■ Task: Copy out each of the entries below word for word, keeping every line exactly as it appears.

------------------------------

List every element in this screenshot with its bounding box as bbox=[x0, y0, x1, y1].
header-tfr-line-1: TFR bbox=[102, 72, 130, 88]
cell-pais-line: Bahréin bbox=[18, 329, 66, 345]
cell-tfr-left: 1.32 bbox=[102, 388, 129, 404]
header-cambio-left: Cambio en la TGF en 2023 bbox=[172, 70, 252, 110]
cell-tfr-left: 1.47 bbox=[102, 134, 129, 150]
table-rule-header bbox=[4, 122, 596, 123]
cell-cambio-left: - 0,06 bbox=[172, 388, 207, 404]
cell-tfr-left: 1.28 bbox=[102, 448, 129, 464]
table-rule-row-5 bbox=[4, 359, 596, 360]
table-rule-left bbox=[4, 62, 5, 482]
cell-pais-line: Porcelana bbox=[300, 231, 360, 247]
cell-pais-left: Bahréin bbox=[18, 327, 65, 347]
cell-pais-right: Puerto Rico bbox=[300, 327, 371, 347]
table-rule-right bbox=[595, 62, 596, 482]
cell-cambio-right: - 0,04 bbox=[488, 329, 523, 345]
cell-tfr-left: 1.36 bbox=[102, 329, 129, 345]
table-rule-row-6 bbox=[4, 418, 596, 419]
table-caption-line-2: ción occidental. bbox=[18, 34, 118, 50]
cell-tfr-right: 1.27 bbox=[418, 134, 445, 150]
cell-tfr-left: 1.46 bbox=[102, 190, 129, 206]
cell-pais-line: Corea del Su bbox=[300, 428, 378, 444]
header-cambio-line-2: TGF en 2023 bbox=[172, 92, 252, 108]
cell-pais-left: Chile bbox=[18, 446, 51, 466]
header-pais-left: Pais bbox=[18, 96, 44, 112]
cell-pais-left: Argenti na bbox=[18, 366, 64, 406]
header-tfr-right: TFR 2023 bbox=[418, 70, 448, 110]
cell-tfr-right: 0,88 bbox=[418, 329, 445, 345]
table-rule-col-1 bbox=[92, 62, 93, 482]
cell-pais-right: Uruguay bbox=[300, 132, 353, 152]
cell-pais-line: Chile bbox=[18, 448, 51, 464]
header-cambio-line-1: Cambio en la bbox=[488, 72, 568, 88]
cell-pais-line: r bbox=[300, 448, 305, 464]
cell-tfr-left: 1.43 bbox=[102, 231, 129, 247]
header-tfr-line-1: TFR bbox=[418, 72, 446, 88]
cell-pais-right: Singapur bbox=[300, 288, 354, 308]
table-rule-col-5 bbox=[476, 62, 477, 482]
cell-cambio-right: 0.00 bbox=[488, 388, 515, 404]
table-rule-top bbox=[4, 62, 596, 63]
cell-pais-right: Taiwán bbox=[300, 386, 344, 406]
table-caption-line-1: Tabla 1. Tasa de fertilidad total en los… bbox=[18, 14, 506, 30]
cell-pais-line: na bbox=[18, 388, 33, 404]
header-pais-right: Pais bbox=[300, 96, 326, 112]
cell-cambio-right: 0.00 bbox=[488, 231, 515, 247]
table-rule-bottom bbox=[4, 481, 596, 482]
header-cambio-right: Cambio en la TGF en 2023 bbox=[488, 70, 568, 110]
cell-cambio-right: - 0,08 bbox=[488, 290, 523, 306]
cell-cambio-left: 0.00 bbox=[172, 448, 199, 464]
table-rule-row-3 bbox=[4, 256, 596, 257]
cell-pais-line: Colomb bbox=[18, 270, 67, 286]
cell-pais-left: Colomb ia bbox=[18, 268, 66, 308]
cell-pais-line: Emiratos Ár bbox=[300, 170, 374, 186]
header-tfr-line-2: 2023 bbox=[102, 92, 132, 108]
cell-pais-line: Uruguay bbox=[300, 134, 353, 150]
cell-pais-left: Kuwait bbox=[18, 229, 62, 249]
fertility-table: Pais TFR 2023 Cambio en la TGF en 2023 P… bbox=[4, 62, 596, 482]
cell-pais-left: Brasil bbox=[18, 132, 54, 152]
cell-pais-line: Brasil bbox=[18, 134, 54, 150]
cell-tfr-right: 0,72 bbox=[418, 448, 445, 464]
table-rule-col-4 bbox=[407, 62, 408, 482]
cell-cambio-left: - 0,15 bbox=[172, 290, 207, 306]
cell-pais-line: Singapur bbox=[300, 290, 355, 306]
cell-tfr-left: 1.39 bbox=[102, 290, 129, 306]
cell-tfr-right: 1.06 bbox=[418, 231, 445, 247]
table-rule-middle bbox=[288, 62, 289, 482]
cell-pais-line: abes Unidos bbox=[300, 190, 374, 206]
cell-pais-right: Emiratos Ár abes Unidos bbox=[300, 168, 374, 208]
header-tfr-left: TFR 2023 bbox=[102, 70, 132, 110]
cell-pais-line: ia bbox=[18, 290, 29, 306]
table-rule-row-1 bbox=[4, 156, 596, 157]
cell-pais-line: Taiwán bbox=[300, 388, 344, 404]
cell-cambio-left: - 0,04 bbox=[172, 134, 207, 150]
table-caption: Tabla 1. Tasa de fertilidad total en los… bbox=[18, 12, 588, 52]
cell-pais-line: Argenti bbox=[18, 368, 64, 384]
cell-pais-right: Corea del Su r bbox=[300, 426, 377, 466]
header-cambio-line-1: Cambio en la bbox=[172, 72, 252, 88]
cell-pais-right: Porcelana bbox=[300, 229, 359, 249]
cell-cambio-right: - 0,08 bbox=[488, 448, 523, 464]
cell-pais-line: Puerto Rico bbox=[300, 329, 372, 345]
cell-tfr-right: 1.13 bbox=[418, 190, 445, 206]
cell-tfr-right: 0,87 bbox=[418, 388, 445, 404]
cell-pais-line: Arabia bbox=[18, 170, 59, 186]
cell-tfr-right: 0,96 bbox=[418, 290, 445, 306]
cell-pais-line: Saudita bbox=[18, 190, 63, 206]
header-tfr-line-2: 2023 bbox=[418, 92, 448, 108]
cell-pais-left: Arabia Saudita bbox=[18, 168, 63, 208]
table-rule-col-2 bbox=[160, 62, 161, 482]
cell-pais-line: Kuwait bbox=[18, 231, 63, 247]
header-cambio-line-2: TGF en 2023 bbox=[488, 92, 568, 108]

------------------------------

■ Output of the task:
List every element in this screenshot with its bounding box as bbox=[x0, y0, x1, y1].
header-tfr-line-1: TFR bbox=[102, 72, 130, 88]
cell-pais-line: Bahréin bbox=[18, 329, 66, 345]
cell-tfr-left: 1.32 bbox=[102, 388, 129, 404]
header-cambio-left: Cambio en la TGF en 2023 bbox=[172, 70, 252, 110]
cell-tfr-left: 1.47 bbox=[102, 134, 129, 150]
table-rule-header bbox=[4, 122, 596, 123]
cell-cambio-left: - 0,06 bbox=[172, 388, 207, 404]
cell-tfr-left: 1.28 bbox=[102, 448, 129, 464]
table-rule-row-5 bbox=[4, 359, 596, 360]
table-rule-left bbox=[4, 62, 5, 482]
cell-pais-line: Porcelana bbox=[300, 231, 360, 247]
cell-pais-left: Bahréin bbox=[18, 327, 65, 347]
cell-pais-right: Puerto Rico bbox=[300, 327, 371, 347]
table-rule-right bbox=[595, 62, 596, 482]
cell-cambio-right: - 0,04 bbox=[488, 329, 523, 345]
cell-tfr-left: 1.36 bbox=[102, 329, 129, 345]
table-rule-row-6 bbox=[4, 418, 596, 419]
table-caption-line-2: ción occidental. bbox=[18, 34, 118, 50]
cell-tfr-right: 1.27 bbox=[418, 134, 445, 150]
cell-tfr-left: 1.46 bbox=[102, 190, 129, 206]
cell-pais-line: Corea del Su bbox=[300, 428, 378, 444]
header-cambio-line-2: TGF en 2023 bbox=[172, 92, 252, 108]
cell-pais-left: Chile bbox=[18, 446, 51, 466]
header-pais-left: Pais bbox=[18, 96, 44, 112]
cell-pais-left: Argenti na bbox=[18, 366, 64, 406]
header-tfr-right: TFR 2023 bbox=[418, 70, 448, 110]
cell-tfr-right: 0,88 bbox=[418, 329, 445, 345]
table-rule-col-1 bbox=[92, 62, 93, 482]
cell-pais-right: Uruguay bbox=[300, 132, 353, 152]
cell-pais-line: Chile bbox=[18, 448, 51, 464]
header-cambio-line-1: Cambio en la bbox=[488, 72, 568, 88]
cell-pais-line: r bbox=[300, 448, 305, 464]
cell-tfr-left: 1.43 bbox=[102, 231, 129, 247]
header-tfr-line-1: TFR bbox=[418, 72, 446, 88]
cell-pais-right: Singapur bbox=[300, 288, 354, 308]
table-rule-col-5 bbox=[476, 62, 477, 482]
cell-cambio-right: 0.00 bbox=[488, 388, 515, 404]
table-rule-top bbox=[4, 62, 596, 63]
cell-pais-right: Taiwán bbox=[300, 386, 344, 406]
table-caption-line-1: Tabla 1. Tasa de fertilidad total en los… bbox=[18, 14, 506, 30]
cell-pais-line: na bbox=[18, 388, 33, 404]
header-pais-right: Pais bbox=[300, 96, 326, 112]
cell-cambio-right: 0.00 bbox=[488, 231, 515, 247]
table-rule-bottom bbox=[4, 481, 596, 482]
header-cambio-right: Cambio en la TGF en 2023 bbox=[488, 70, 568, 110]
cell-cambio-right: - 0,08 bbox=[488, 290, 523, 306]
cell-cambio-left: 0.00 bbox=[172, 448, 199, 464]
table-rule-row-3 bbox=[4, 256, 596, 257]
cell-pais-line: Colomb bbox=[18, 270, 67, 286]
cell-pais-left: Colomb ia bbox=[18, 268, 66, 308]
cell-pais-line: Emiratos Ár bbox=[300, 170, 374, 186]
header-tfr-line-2: 2023 bbox=[102, 92, 132, 108]
cell-pais-line: Uruguay bbox=[300, 134, 353, 150]
cell-pais-left: Kuwait bbox=[18, 229, 62, 249]
fertility-table: Pais TFR 2023 Cambio en la TGF en 2023 P… bbox=[4, 62, 596, 482]
cell-pais-left: Brasil bbox=[18, 132, 54, 152]
cell-pais-line: Brasil bbox=[18, 134, 54, 150]
cell-tfr-right: 0,72 bbox=[418, 448, 445, 464]
table-rule-col-4 bbox=[407, 62, 408, 482]
cell-cambio-left: - 0,15 bbox=[172, 290, 207, 306]
cell-pais-line: Singapur bbox=[300, 290, 355, 306]
cell-tfr-left: 1.39 bbox=[102, 290, 129, 306]
cell-tfr-right: 1.06 bbox=[418, 231, 445, 247]
table-rule-middle bbox=[288, 62, 289, 482]
cell-pais-line: abes Unidos bbox=[300, 190, 374, 206]
cell-pais-right: Emiratos Ár abes Unidos bbox=[300, 168, 374, 208]
header-tfr-left: TFR 2023 bbox=[102, 70, 132, 110]
cell-pais-line: ia bbox=[18, 290, 29, 306]
table-rule-row-1 bbox=[4, 156, 596, 157]
cell-pais-line: Taiwán bbox=[300, 388, 344, 404]
cell-cambio-left: - 0,04 bbox=[172, 134, 207, 150]
table-caption: Tabla 1. Tasa de fertilidad total en los… bbox=[18, 12, 588, 52]
cell-pais-line: Argenti bbox=[18, 368, 64, 384]
cell-pais-right: Corea del Su r bbox=[300, 426, 377, 466]
header-cambio-line-1: Cambio en la bbox=[172, 72, 252, 88]
cell-pais-right: Porcelana bbox=[300, 229, 359, 249]
cell-cambio-right: - 0,08 bbox=[488, 448, 523, 464]
cell-pais-line: Puerto Rico bbox=[300, 329, 372, 345]
cell-tfr-right: 1.13 bbox=[418, 190, 445, 206]
cell-tfr-right: 0,87 bbox=[418, 388, 445, 404]
cell-pais-line: Arabia bbox=[18, 170, 59, 186]
cell-tfr-right: 0,96 bbox=[418, 290, 445, 306]
cell-pais-line: Saudita bbox=[18, 190, 63, 206]
header-tfr-line-2: 2023 bbox=[418, 92, 448, 108]
cell-pais-left: Arabia Saudita bbox=[18, 168, 63, 208]
table-rule-col-2 bbox=[160, 62, 161, 482]
cell-pais-line: Kuwait bbox=[18, 231, 63, 247]
header-cambio-line-2: TGF en 2023 bbox=[488, 92, 568, 108]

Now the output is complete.